* PROMPT *
All records are to be retyped faithfully and completely.

------------------------------------------------------------

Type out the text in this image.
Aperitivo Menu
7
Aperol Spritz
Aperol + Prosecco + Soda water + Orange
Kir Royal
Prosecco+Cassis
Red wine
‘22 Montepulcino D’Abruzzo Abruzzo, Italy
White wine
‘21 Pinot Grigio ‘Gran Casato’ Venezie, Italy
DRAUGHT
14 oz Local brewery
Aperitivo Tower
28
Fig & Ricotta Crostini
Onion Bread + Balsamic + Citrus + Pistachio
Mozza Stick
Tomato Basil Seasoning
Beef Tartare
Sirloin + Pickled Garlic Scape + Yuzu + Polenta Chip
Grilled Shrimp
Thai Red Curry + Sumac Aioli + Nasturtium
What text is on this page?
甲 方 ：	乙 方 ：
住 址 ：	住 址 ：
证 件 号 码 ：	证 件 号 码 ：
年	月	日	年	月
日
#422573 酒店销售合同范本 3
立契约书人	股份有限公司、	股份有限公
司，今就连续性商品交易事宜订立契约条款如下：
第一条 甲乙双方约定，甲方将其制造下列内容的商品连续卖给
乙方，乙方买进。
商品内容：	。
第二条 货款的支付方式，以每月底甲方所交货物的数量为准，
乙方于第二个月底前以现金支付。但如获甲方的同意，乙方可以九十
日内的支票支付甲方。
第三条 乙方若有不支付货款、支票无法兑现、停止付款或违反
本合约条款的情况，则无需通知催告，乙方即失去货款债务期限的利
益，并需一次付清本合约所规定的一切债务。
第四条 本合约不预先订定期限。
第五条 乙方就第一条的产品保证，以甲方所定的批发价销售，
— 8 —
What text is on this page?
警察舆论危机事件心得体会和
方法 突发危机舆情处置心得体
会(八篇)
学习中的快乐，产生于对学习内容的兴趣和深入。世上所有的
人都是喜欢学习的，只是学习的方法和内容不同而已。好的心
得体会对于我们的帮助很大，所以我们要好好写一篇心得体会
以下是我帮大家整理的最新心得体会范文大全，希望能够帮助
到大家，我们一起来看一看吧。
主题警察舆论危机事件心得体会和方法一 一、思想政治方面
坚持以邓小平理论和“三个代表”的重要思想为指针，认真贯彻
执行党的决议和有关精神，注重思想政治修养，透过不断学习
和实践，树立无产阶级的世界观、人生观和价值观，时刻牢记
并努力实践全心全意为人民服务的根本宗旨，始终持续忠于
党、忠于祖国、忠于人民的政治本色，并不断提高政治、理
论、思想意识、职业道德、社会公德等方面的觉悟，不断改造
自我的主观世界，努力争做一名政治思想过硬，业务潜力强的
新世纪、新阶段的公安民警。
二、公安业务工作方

------------------------------------------------------------

* RESULT OF THE EXERCISE *
Type out the text in this image.
Aperitivo Menu
7
Aperol Spritz
Aperol + Prosecco + Soda water + Orange
Kir Royal
Prosecco+Cassis
Red wine
‘22 Montepulcino D’Abruzzo Abruzzo, Italy
White wine
‘21 Pinot Grigio ‘Gran Casato’ Venezie, Italy
DRAUGHT
14 oz Local brewery
Aperitivo Tower
28
Fig & Ricotta Crostini
Onion Bread + Balsamic + Citrus + Pistachio
Mozza Stick
Tomato Basil Seasoning
Beef Tartare
Sirloin + Pickled Garlic Scape + Yuzu + Polenta Chip
Grilled Shrimp
Thai Red Curry + Sumac Aioli + Nasturtium
What text is on this page?
甲 方 ：	乙 方 ：
住 址 ：	住 址 ：
证 件 号 码 ：	证 件 号 码 ：
年	月	日	年	月
日
#422573 酒店销售合同范本 3
立契约书人	股份有限公司、	股份有限公
司，今就连续性商品交易事宜订立契约条款如下：
第一条 甲乙双方约定，甲方将其制造下列内容的商品连续卖给
乙方，乙方买进。
商品内容：	。
第二条 货款的支付方式，以每月底甲方所交货物的数量为准，
乙方于第二个月底前以现金支付。但如获甲方的同意，乙方可以九十
日内的支票支付甲方。
第三条 乙方若有不支付货款、支票无法兑现、停止付款或违反
本合约条款的情况，则无需通知催告，乙方即失去货款债务期限的利
益，并需一次付清本合约所规定的一切债务。
第四条 本合约不预先订定期限。
第五条 乙方就第一条的产品保证，以甲方所定的批发价销售，
— 8 —
What text is on this page?
警察舆论危机事件心得体会和
方法 突发危机舆情处置心得体
会(八篇)
学习中的快乐，产生于对学习内容的兴趣和深入。世上所有的
人都是喜欢学习的，只是学习的方法和内容不同而已。好的心
得体会对于我们的帮助很大，所以我们要好好写一篇心得体会
以下是我帮大家整理的最新心得体会范文大全，希望能够帮助
到大家，我们一起来看一看吧。
主题警察舆论危机事件心得体会和方法一 一、思想政治方面
坚持以邓小平理论和“三个代表”的重要思想为指针，认真贯彻
执行党的决议和有关精神，注重思想政治修养，透过不断学习
和实践，树立无产阶级的世界观、人生观和价值观，时刻牢记
并努力实践全心全意为人民服务的根本宗旨，始终持续忠于
党、忠于祖国、忠于人民的政治本色，并不断提高政治、理
论、思想意识、职业道德、社会公德等方面的觉悟，不断改造
自我的主观世界，努力争做一名政治思想过硬，业务潜力强的
新世纪、新阶段的公安民警。
二、公安业务工作方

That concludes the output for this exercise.